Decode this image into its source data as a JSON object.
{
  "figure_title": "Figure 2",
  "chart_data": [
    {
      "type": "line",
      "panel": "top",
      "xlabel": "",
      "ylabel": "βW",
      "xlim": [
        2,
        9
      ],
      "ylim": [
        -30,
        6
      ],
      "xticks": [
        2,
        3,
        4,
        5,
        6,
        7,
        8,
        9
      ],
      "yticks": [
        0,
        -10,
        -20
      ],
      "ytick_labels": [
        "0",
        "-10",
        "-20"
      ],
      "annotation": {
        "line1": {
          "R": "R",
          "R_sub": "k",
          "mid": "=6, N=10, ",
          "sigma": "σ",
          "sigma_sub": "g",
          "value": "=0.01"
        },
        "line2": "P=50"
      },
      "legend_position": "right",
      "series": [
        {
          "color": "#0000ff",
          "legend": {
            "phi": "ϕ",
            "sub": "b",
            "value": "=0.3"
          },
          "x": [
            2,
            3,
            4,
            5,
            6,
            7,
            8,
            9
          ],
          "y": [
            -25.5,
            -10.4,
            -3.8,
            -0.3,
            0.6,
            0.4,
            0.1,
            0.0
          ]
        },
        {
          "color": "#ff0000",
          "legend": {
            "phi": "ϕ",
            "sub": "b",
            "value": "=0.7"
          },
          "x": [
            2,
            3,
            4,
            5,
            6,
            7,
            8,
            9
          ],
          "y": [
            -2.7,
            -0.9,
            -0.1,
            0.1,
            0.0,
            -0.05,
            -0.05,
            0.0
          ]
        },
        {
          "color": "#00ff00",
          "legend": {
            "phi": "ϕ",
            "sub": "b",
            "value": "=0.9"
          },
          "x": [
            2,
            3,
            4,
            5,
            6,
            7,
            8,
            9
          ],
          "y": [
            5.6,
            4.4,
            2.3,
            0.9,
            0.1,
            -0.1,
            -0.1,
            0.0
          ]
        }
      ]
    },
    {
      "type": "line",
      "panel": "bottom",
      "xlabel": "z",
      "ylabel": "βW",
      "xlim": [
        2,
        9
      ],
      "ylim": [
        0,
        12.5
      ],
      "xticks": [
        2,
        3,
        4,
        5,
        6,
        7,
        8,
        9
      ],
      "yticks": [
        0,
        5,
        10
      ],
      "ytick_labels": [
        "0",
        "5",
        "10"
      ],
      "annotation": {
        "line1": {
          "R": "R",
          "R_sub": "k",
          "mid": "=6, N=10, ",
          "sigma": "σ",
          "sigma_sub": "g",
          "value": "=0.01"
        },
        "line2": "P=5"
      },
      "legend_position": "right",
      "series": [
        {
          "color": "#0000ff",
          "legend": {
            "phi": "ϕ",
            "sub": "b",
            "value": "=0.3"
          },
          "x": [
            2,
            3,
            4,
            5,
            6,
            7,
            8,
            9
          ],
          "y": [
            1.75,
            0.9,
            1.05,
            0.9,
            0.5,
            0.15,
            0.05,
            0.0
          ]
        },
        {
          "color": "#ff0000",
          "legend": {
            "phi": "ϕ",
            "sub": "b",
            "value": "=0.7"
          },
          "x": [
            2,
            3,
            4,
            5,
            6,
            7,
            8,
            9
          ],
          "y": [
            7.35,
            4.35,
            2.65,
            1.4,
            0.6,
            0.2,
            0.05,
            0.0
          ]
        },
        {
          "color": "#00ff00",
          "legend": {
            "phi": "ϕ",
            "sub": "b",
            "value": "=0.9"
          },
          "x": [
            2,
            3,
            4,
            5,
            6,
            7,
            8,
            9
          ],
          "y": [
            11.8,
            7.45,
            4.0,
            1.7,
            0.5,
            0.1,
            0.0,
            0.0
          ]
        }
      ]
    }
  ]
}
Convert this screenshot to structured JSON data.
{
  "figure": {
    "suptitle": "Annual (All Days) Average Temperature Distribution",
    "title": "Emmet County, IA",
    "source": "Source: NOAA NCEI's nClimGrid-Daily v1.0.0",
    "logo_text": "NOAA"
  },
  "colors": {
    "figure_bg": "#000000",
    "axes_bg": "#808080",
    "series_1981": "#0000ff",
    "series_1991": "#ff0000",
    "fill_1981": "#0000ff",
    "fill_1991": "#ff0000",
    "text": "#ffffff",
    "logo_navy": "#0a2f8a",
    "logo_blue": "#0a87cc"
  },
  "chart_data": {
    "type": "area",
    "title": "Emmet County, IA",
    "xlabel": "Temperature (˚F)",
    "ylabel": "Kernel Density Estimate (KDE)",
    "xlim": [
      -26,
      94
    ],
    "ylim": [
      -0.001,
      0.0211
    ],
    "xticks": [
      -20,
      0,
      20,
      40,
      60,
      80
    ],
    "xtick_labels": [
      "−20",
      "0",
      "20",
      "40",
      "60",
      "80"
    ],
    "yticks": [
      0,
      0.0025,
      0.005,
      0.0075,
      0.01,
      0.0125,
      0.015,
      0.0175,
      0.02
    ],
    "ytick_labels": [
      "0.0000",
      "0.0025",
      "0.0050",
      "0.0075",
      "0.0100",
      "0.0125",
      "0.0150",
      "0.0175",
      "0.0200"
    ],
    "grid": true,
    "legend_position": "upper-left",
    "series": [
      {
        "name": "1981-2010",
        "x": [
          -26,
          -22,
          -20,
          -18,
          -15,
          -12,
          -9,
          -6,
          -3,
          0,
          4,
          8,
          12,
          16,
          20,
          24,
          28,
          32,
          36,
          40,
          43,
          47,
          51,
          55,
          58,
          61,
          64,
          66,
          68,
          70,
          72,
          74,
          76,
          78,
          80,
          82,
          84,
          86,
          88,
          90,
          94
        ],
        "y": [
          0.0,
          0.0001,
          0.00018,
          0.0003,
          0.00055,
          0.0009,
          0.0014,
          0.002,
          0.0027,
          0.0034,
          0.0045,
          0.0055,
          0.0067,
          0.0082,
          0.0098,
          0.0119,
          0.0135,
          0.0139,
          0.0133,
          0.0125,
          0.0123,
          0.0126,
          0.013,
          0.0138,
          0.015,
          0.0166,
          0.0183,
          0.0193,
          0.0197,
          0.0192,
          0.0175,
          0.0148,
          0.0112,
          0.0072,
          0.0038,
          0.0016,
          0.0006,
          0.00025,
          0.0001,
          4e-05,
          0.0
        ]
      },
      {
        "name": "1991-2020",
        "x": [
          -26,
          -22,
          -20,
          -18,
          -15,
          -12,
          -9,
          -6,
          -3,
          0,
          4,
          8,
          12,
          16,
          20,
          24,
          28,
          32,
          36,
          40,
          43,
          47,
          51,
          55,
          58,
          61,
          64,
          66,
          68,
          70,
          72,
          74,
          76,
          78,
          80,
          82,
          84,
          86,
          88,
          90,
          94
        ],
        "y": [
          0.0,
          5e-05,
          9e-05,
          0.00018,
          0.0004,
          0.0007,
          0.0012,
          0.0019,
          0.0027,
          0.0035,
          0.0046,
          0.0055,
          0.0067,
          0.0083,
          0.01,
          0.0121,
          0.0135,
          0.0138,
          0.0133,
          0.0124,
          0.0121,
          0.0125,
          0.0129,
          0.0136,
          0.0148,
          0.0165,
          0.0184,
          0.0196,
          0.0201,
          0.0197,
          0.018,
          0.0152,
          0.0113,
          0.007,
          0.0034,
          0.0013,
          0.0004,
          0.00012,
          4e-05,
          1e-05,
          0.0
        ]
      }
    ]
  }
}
○ ○ ○ ○ ○ ○ ○
TASK PROMPT: Copy the records above exactly as they appear.

RESULT FOR THIS EXERCISE:
Decode this image into its source data as a JSON object.
{
  "figure_title": "Figure 2",
  "chart_data": [
    {
      "type": "line",
      "panel": "top",
      "xlabel": "",
      "ylabel": "βW",
      "xlim": [
        2,
        9
      ],
      "ylim": [
        -30,
        6
      ],
      "xticks": [
        2,
        3,
        4,
        5,
        6,
        7,
        8,
        9
      ],
      "yticks": [
        0,
        -10,
        -20
      ],
      "ytick_labels": [
        "0",
        "-10",
        "-20"
      ],
      "annotation": {
        "line1": {
          "R": "R",
          "R_sub": "k",
          "mid": "=6, N=10, ",
          "sigma": "σ",
          "sigma_sub": "g",
          "value": "=0.01"
        },
        "line2": "P=50"
      },
      "legend_position": "right",
      "series": [
        {
          "color": "#0000ff",
          "legend": {
            "phi": "ϕ",
            "sub": "b",
            "value": "=0.3"
          },
          "x": [
            2,
            3,
            4,
            5,
            6,
            7,
            8,
            9
          ],
          "y": [
            -25.5,
            -10.4,
            -3.8,
            -0.3,
            0.6,
            0.4,
            0.1,
            0.0
          ]
        },
        {
          "color": "#ff0000",
          "legend": {
            "phi": "ϕ",
            "sub": "b",
            "value": "=0.7"
          },
          "x": [
            2,
            3,
            4,
            5,
            6,
            7,
            8,
            9
          ],
          "y": [
            -2.7,
            -0.9,
            -0.1,
            0.1,
            0.0,
            -0.05,
            -0.05,
            0.0
          ]
        },
        {
          "color": "#00ff00",
          "legend": {
            "phi": "ϕ",
            "sub": "b",
            "value": "=0.9"
          },
          "x": [
            2,
            3,
            4,
            5,
            6,
            7,
            8,
            9
          ],
          "y": [
            5.6,
            4.4,
            2.3,
            0.9,
            0.1,
            -0.1,
            -0.1,
            0.0
          ]
        }
      ]
    },
    {
      "type": "line",
      "panel": "bottom",
      "xlabel": "z",
      "ylabel": "βW",
      "xlim": [
        2,
        9
      ],
      "ylim": [
        0,
        12.5
      ],
      "xticks": [
        2,
        3,
        4,
        5,
        6,
        7,
        8,
        9
      ],
      "yticks": [
        0,
        5,
        10
      ],
      "ytick_labels": [
        "0",
        "5",
        "10"
      ],
      "annotation": {
        "line1": {
          "R": "R",
          "R_sub": "k",
          "mid": "=6, N=10, ",
          "sigma": "σ",
          "sigma_sub": "g",
          "value": "=0.01"
        },
        "line2": "P=5"
      },
      "legend_position": "right",
      "series": [
        {
          "color": "#0000ff",
          "legend": {
            "phi": "ϕ",
            "sub": "b",
            "value": "=0.3"
          },
          "x": [
            2,
            3,
            4,
            5,
            6,
            7,
            8,
            9
          ],
          "y": [
            1.75,
            0.9,
            1.05,
            0.9,
            0.5,
            0.15,
            0.05,
            0.0
          ]
        },
        {
          "color": "#ff0000",
          "legend": {
            "phi": "ϕ",
            "sub": "b",
            "value": "=0.7"
          },
          "x": [
            2,
            3,
            4,
            5,
            6,
            7,
            8,
            9
          ],
          "y": [
            7.35,
            4.35,
            2.65,
            1.4,
            0.6,
            0.2,
            0.05,
            0.0
          ]
        },
        {
          "color": "#00ff00",
          "legend": {
            "phi": "ϕ",
            "sub": "b",
            "value": "=0.9"
          },
          "x": [
            2,
            3,
            4,
            5,
            6,
            7,
            8,
            9
          ],
          "y": [
            11.8,
            7.45,
            4.0,
            1.7,
            0.5,
            0.1,
            0.0,
            0.0
          ]
        }
      ]
    }
  ]
}
Convert this screenshot to structured JSON data.
{
  "figure": {
    "suptitle": "Annual (All Days) Average Temperature Distribution",
    "title": "Emmet County, IA",
    "source": "Source: NOAA NCEI's nClimGrid-Daily v1.0.0",
    "logo_text": "NOAA"
  },
  "colors": {
    "figure_bg": "#000000",
    "axes_bg": "#808080",
    "series_1981": "#0000ff",
    "series_1991": "#ff0000",
    "fill_1981": "#0000ff",
    "fill_1991": "#ff0000",
    "text": "#ffffff",
    "logo_navy": "#0a2f8a",
    "logo_blue": "#0a87cc"
  },
  "chart_data": {
    "type": "area",
    "title": "Emmet County, IA",
    "xlabel": "Temperature (˚F)",
    "ylabel": "Kernel Density Estimate (KDE)",
    "xlim": [
      -26,
      94
    ],
    "ylim": [
      -0.001,
      0.0211
    ],
    "xticks": [
      -20,
      0,
      20,
      40,
      60,
      80
    ],
    "xtick_labels": [
      "−20",
      "0",
      "20",
      "40",
      "60",
      "80"
    ],
    "yticks": [
      0,
      0.0025,
      0.005,
      0.0075,
      0.01,
      0.0125,
      0.015,
      0.0175,
      0.02
    ],
    "ytick_labels": [
      "0.0000",
      "0.0025",
      "0.0050",
      "0.0075",
      "0.0100",
      "0.0125",
      "0.0150",
      "0.0175",
      "0.0200"
    ],
    "grid": true,
    "legend_position": "upper-left",
    "series": [
      {
        "name": "1981-2010",
        "x": [
          -26,
          -22,
          -20,
          -18,
          -15,
          -12,
          -9,
          -6,
          -3,
          0,
          4,
          8,
          12,
          16,
          20,
          24,
          28,
          32,
          36,
          40,
          43,
          47,
          51,
          55,
          58,
          61,
          64,
          66,
          68,
          70,
          72,
          74,
          76,
          78,
          80,
          82,
          84,
          86,
          88,
          90,
          94
        ],
        "y": [
          0.0,
          0.0001,
          0.00018,
          0.0003,
          0.00055,
          0.0009,
          0.0014,
          0.002,
          0.0027,
          0.0034,
          0.0045,
          0.0055,
          0.0067,
          0.0082,
          0.0098,
          0.0119,
          0.0135,
          0.0139,
          0.0133,
          0.0125,
          0.0123,
          0.0126,
          0.013,
          0.0138,
          0.015,
          0.0166,
          0.0183,
          0.0193,
          0.0197,
          0.0192,
          0.0175,
          0.0148,
          0.0112,
          0.0072,
          0.0038,
          0.0016,
          0.0006,
          0.00025,
          0.0001,
          4e-05,
          0.0
        ]
      },
      {
        "name": "1991-2020",
        "x": [
          -26,
          -22,
          -20,
          -18,
          -15,
          -12,
          -9,
          -6,
          -3,
          0,
          4,
          8,
          12,
          16,
          20,
          24,
          28,
          32,
          36,
          40,
          43,
          47,
          51,
          55,
          58,
          61,
          64,
          66,
          68,
          70,
          72,
          74,
          76,
          78,
          80,
          82,
          84,
          86,
          88,
          90,
          94
        ],
        "y": [
          0.0,
          5e-05,
          9e-05,
          0.00018,
          0.0004,
          0.0007,
          0.0012,
          0.0019,
          0.0027,
          0.0035,
          0.0046,
          0.0055,
          0.0067,
          0.0083,
          0.01,
          0.0121,
          0.0135,
          0.0138,
          0.0133,
          0.0124,
          0.0121,
          0.0125,
          0.0129,
          0.0136,
          0.0148,
          0.0165,
          0.0184,
          0.0196,
          0.0201,
          0.0197,
          0.018,
          0.0152,
          0.0113,
          0.007,
          0.0034,
          0.0013,
          0.0004,
          0.00012,
          4e-05,
          1e-05,
          0.0
        ]
      }
    ]
  }
}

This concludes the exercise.